-- Begin --

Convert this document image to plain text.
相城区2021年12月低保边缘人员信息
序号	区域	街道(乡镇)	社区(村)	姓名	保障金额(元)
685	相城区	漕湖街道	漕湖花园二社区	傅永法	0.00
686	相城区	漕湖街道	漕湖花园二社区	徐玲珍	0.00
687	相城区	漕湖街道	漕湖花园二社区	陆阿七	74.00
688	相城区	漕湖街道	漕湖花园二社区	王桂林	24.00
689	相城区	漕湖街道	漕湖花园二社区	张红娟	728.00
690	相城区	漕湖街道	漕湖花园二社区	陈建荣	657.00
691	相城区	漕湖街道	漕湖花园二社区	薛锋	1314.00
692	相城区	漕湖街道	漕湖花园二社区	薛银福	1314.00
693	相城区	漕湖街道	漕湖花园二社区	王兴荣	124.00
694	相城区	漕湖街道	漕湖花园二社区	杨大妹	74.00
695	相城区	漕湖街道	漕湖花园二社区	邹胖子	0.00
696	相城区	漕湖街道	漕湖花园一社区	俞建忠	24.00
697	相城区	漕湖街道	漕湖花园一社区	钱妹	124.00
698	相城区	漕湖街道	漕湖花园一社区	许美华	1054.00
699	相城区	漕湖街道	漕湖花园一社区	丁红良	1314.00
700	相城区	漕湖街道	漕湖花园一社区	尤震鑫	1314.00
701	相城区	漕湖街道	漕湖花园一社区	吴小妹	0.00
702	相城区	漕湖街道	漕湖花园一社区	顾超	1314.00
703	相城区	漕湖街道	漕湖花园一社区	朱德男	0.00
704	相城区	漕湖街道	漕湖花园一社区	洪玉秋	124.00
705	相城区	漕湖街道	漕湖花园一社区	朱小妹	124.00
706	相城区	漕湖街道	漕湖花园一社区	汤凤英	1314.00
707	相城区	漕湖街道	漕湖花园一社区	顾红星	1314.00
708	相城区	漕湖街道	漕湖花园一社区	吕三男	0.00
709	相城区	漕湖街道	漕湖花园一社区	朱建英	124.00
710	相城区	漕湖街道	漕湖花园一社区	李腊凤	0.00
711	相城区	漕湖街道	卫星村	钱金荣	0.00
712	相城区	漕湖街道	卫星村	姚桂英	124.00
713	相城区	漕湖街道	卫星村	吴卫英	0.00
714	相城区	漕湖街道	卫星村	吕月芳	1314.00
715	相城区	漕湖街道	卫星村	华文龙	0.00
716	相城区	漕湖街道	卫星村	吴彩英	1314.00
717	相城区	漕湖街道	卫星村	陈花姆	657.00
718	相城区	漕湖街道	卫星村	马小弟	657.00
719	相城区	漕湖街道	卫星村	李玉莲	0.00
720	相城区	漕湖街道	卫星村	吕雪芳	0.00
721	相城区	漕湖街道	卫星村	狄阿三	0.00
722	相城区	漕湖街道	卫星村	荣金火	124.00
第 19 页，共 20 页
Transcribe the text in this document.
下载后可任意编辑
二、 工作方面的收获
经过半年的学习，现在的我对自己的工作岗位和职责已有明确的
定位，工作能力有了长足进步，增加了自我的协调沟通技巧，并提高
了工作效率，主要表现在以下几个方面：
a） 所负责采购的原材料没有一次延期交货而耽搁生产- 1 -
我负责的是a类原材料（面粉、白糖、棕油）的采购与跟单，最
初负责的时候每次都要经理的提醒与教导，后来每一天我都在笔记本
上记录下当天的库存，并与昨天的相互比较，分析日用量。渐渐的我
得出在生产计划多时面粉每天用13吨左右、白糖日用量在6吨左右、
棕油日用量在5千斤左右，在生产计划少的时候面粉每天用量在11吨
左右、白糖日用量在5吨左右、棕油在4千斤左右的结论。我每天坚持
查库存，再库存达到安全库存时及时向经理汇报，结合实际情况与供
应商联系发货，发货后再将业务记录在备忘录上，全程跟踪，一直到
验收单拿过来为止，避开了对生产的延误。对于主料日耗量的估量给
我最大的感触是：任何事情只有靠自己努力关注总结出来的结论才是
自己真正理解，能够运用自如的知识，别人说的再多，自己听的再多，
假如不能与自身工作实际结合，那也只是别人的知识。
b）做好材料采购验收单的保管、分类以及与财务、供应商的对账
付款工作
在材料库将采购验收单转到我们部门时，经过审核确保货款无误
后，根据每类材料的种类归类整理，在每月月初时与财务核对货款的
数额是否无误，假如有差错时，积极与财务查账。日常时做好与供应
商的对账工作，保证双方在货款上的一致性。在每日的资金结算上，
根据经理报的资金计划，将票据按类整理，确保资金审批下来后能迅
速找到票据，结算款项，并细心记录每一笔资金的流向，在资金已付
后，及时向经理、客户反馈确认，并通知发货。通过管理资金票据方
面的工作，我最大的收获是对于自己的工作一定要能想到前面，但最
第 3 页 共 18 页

-- End --

▶ **Aim of the task**: Your task is to output exactly the lines running from the one with "Transcribe the text in this document." through the final line of the material above, with both ends included.

▶ **Answer below**:
Transcribe the text in this document.
下载后可任意编辑
二、 工作方面的收获
经过半年的学习，现在的我对自己的工作岗位和职责已有明确的
定位，工作能力有了长足进步，增加了自我的协调沟通技巧，并提高
了工作效率，主要表现在以下几个方面：
a） 所负责采购的原材料没有一次延期交货而耽搁生产- 1 -
我负责的是a类原材料（面粉、白糖、棕油）的采购与跟单，最
初负责的时候每次都要经理的提醒与教导，后来每一天我都在笔记本
上记录下当天的库存，并与昨天的相互比较，分析日用量。渐渐的我
得出在生产计划多时面粉每天用13吨左右、白糖日用量在6吨左右、
棕油日用量在5千斤左右，在生产计划少的时候面粉每天用量在11吨
左右、白糖日用量在5吨左右、棕油在4千斤左右的结论。我每天坚持
查库存，再库存达到安全库存时及时向经理汇报，结合实际情况与供
应商联系发货，发货后再将业务记录在备忘录上，全程跟踪，一直到
验收单拿过来为止，避开了对生产的延误。对于主料日耗量的估量给
我最大的感触是：任何事情只有靠自己努力关注总结出来的结论才是
自己真正理解，能够运用自如的知识，别人说的再多，自己听的再多，
假如不能与自身工作实际结合，那也只是别人的知识。
b）做好材料采购验收单的保管、分类以及与财务、供应商的对账
付款工作
在材料库将采购验收单转到我们部门时，经过审核确保货款无误
后，根据每类材料的种类归类整理，在每月月初时与财务核对货款的
数额是否无误，假如有差错时，积极与财务查账。日常时做好与供应
商的对账工作，保证双方在货款上的一致性。在每日的资金结算上，
根据经理报的资金计划，将票据按类整理，确保资金审批下来后能迅
速找到票据，结算款项，并细心记录每一笔资金的流向，在资金已付
后，及时向经理、客户反馈确认，并通知发货。通过管理资金票据方
面的工作，我最大的收获是对于自己的工作一定要能想到前面，但最
第 3 页 共 18 页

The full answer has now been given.